Rows from a figure dataset:

*-*-*

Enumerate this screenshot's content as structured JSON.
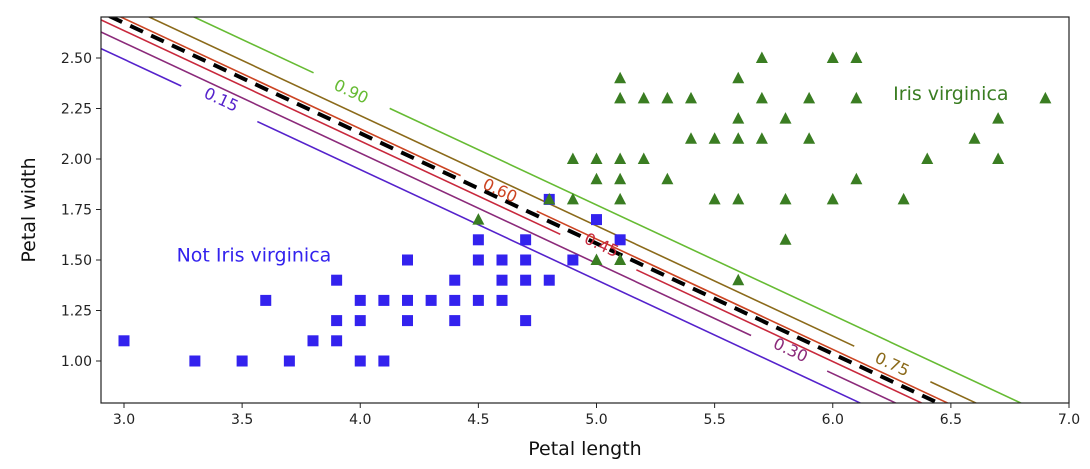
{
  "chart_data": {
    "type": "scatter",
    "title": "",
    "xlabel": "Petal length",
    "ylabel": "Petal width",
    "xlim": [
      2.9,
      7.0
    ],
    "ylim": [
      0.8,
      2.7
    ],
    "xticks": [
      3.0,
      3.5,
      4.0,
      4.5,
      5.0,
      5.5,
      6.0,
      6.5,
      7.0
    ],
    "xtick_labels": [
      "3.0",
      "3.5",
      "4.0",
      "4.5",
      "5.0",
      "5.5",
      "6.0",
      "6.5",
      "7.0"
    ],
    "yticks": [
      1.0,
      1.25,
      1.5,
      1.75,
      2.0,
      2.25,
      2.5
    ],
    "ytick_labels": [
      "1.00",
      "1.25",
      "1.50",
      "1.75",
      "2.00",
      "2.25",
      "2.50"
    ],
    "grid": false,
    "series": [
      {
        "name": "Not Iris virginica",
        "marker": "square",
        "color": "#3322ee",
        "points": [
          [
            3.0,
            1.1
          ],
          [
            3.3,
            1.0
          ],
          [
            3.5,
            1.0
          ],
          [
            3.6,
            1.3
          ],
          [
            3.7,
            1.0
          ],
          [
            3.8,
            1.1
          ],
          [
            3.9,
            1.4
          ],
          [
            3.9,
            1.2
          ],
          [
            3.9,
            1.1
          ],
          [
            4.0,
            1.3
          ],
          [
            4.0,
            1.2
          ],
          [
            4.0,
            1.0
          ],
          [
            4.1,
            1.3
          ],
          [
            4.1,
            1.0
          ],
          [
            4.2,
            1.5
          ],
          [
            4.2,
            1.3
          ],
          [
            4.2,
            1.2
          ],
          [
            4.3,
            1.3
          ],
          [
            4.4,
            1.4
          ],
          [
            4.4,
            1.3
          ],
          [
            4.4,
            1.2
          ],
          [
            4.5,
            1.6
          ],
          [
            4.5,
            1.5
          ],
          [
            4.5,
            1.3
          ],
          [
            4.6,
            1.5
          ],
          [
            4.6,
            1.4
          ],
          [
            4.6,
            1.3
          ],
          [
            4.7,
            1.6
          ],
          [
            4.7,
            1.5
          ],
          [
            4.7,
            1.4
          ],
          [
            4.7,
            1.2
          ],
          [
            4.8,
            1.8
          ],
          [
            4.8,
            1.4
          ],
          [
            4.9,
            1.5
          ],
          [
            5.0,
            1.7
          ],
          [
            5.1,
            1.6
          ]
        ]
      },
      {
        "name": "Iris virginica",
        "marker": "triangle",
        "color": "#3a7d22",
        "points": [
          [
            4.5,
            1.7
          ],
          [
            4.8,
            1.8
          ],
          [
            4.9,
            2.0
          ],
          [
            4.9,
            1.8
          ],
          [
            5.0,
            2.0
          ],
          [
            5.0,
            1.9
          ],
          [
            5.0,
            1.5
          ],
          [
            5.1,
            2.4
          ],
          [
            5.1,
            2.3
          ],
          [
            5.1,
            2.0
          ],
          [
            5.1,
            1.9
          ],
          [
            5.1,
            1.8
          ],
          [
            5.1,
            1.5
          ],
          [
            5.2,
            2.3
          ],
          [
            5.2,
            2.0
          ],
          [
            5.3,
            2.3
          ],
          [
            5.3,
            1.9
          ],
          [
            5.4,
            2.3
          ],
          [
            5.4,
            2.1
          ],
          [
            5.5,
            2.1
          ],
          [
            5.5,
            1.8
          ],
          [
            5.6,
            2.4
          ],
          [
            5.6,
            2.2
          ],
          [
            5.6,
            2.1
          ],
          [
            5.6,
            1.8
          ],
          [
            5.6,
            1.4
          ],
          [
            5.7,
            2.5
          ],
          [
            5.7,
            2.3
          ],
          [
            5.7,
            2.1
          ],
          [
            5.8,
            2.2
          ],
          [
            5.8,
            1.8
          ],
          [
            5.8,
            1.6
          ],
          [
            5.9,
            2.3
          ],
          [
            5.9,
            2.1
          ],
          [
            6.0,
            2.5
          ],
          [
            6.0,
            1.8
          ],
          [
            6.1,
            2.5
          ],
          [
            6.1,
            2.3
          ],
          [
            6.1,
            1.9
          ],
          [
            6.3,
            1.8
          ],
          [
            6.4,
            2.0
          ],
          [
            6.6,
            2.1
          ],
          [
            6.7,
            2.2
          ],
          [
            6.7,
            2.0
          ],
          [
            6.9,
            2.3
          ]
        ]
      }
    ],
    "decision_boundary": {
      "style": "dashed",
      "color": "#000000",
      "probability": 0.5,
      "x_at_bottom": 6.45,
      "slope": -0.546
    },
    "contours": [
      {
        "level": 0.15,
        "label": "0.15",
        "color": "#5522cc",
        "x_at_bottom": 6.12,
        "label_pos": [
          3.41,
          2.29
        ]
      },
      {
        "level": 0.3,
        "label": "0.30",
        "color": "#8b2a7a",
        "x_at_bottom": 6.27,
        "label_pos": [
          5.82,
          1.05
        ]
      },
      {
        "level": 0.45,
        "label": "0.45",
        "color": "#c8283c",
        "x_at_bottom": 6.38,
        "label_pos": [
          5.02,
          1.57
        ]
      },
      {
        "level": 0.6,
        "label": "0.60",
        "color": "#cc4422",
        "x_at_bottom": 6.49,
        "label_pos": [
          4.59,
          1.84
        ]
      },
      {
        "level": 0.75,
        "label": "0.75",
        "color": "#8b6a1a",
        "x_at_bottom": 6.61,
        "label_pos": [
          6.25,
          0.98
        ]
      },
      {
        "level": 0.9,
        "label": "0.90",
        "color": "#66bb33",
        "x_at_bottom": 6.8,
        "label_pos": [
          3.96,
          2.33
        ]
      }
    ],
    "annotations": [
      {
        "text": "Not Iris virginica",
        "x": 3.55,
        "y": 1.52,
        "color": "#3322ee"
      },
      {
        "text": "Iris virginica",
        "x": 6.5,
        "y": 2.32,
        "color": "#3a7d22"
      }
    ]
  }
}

*-*-*

Prompt:
All records above are to be printed exactly, minus the pictures they contain.

The reply:
Enumerate this screenshot's content as structured JSON.
{
  "chart_data": {
    "type": "scatter",
    "title": "",
    "xlabel": "Petal length",
    "ylabel": "Petal width",
    "xlim": [
      2.9,
      7.0
    ],
    "ylim": [
      0.8,
      2.7
    ],
    "xticks": [
      3.0,
      3.5,
      4.0,
      4.5,
      5.0,
      5.5,
      6.0,
      6.5,
      7.0
    ],
    "xtick_labels": [
      "3.0",
      "3.5",
      "4.0",
      "4.5",
      "5.0",
      "5.5",
      "6.0",
      "6.5",
      "7.0"
    ],
    "yticks": [
      1.0,
      1.25,
      1.5,
      1.75,
      2.0,
      2.25,
      2.5
    ],
    "ytick_labels": [
      "1.00",
      "1.25",
      "1.50",
      "1.75",
      "2.00",
      "2.25",
      "2.50"
    ],
    "grid": false,
    "series": [
      {
        "name": "Not Iris virginica",
        "marker": "square",
        "color": "#3322ee",
        "points": [
          [
            3.0,
            1.1
          ],
          [
            3.3,
            1.0
          ],
          [
            3.5,
            1.0
          ],
          [
            3.6,
            1.3
          ],
          [
            3.7,
            1.0
          ],
          [
            3.8,
            1.1
          ],
          [
            3.9,
            1.4
          ],
          [
            3.9,
            1.2
          ],
          [
            3.9,
            1.1
          ],
          [
            4.0,
            1.3
          ],
          [
            4.0,
            1.2
          ],
          [
            4.0,
            1.0
          ],
          [
            4.1,
            1.3
          ],
          [
            4.1,
            1.0
          ],
          [
            4.2,
            1.5
          ],
          [
            4.2,
            1.3
          ],
          [
            4.2,
            1.2
          ],
          [
            4.3,
            1.3
          ],
          [
            4.4,
            1.4
          ],
          [
            4.4,
            1.3
          ],
          [
            4.4,
            1.2
          ],
          [
            4.5,
            1.6
          ],
          [
            4.5,
            1.5
          ],
          [
            4.5,
            1.3
          ],
          [
            4.6,
            1.5
          ],
          [
            4.6,
            1.4
          ],
          [
            4.6,
            1.3
          ],
          [
            4.7,
            1.6
          ],
          [
            4.7,
            1.5
          ],
          [
            4.7,
            1.4
          ],
          [
            4.7,
            1.2
          ],
          [
            4.8,
            1.8
          ],
          [
            4.8,
            1.4
          ],
          [
            4.9,
            1.5
          ],
          [
            5.0,
            1.7
          ],
          [
            5.1,
            1.6
          ]
        ]
      },
      {
        "name": "Iris virginica",
        "marker": "triangle",
        "color": "#3a7d22",
        "points": [
          [
            4.5,
            1.7
          ],
          [
            4.8,
            1.8
          ],
          [
            4.9,
            2.0
          ],
          [
            4.9,
            1.8
          ],
          [
            5.0,
            2.0
          ],
          [
            5.0,
            1.9
          ],
          [
            5.0,
            1.5
          ],
          [
            5.1,
            2.4
          ],
          [
            5.1,
            2.3
          ],
          [
            5.1,
            2.0
          ],
          [
            5.1,
            1.9
          ],
          [
            5.1,
            1.8
          ],
          [
            5.1,
            1.5
          ],
          [
            5.2,
            2.3
          ],
          [
            5.2,
            2.0
          ],
          [
            5.3,
            2.3
          ],
          [
            5.3,
            1.9
          ],
          [
            5.4,
            2.3
          ],
          [
            5.4,
            2.1
          ],
          [
            5.5,
            2.1
          ],
          [
            5.5,
            1.8
          ],
          [
            5.6,
            2.4
          ],
          [
            5.6,
            2.2
          ],
          [
            5.6,
            2.1
          ],
          [
            5.6,
            1.8
          ],
          [
            5.6,
            1.4
          ],
          [
            5.7,
            2.5
          ],
          [
            5.7,
            2.3
          ],
          [
            5.7,
            2.1
          ],
          [
            5.8,
            2.2
          ],
          [
            5.8,
            1.8
          ],
          [
            5.8,
            1.6
          ],
          [
            5.9,
            2.3
          ],
          [
            5.9,
            2.1
          ],
          [
            6.0,
            2.5
          ],
          [
            6.0,
            1.8
          ],
          [
            6.1,
            2.5
          ],
          [
            6.1,
            2.3
          ],
          [
            6.1,
            1.9
          ],
          [
            6.3,
            1.8
          ],
          [
            6.4,
            2.0
          ],
          [
            6.6,
            2.1
          ],
          [
            6.7,
            2.2
          ],
          [
            6.7,
            2.0
          ],
          [
            6.9,
            2.3
          ]
        ]
      }
    ],
    "decision_boundary": {
      "style": "dashed",
      "color": "#000000",
      "probability": 0.5,
      "x_at_bottom": 6.45,
      "slope": -0.546
    },
    "contours": [
      {
        "level": 0.15,
        "label": "0.15",
        "color": "#5522cc",
        "x_at_bottom": 6.12,
        "label_pos": [
          3.41,
          2.29
        ]
      },
      {
        "level": 0.3,
        "label": "0.30",
        "color": "#8b2a7a",
        "x_at_bottom": 6.27,
        "label_pos": [
          5.82,
          1.05
        ]
      },
      {
        "level": 0.45,
        "label": "0.45",
        "color": "#c8283c",
        "x_at_bottom": 6.38,
        "label_pos": [
          5.02,
          1.57
        ]
      },
      {
        "level": 0.6,
        "label": "0.60",
        "color": "#cc4422",
        "x_at_bottom": 6.49,
        "label_pos": [
          4.59,
          1.84
        ]
      },
      {
        "level": 0.75,
        "label": "0.75",
        "color": "#8b6a1a",
        "x_at_bottom": 6.61,
        "label_pos": [
          6.25,
          0.98
        ]
      },
      {
        "level": 0.9,
        "label": "0.90",
        "color": "#66bb33",
        "x_at_bottom": 6.8,
        "label_pos": [
          3.96,
          2.33
        ]
      }
    ],
    "annotations": [
      {
        "text": "Not Iris virginica",
        "x": 3.55,
        "y": 1.52,
        "color": "#3322ee"
      },
      {
        "text": "Iris virginica",
        "x": 6.5,
        "y": 2.32,
        "color": "#3a7d22"
      }
    ]
  }
}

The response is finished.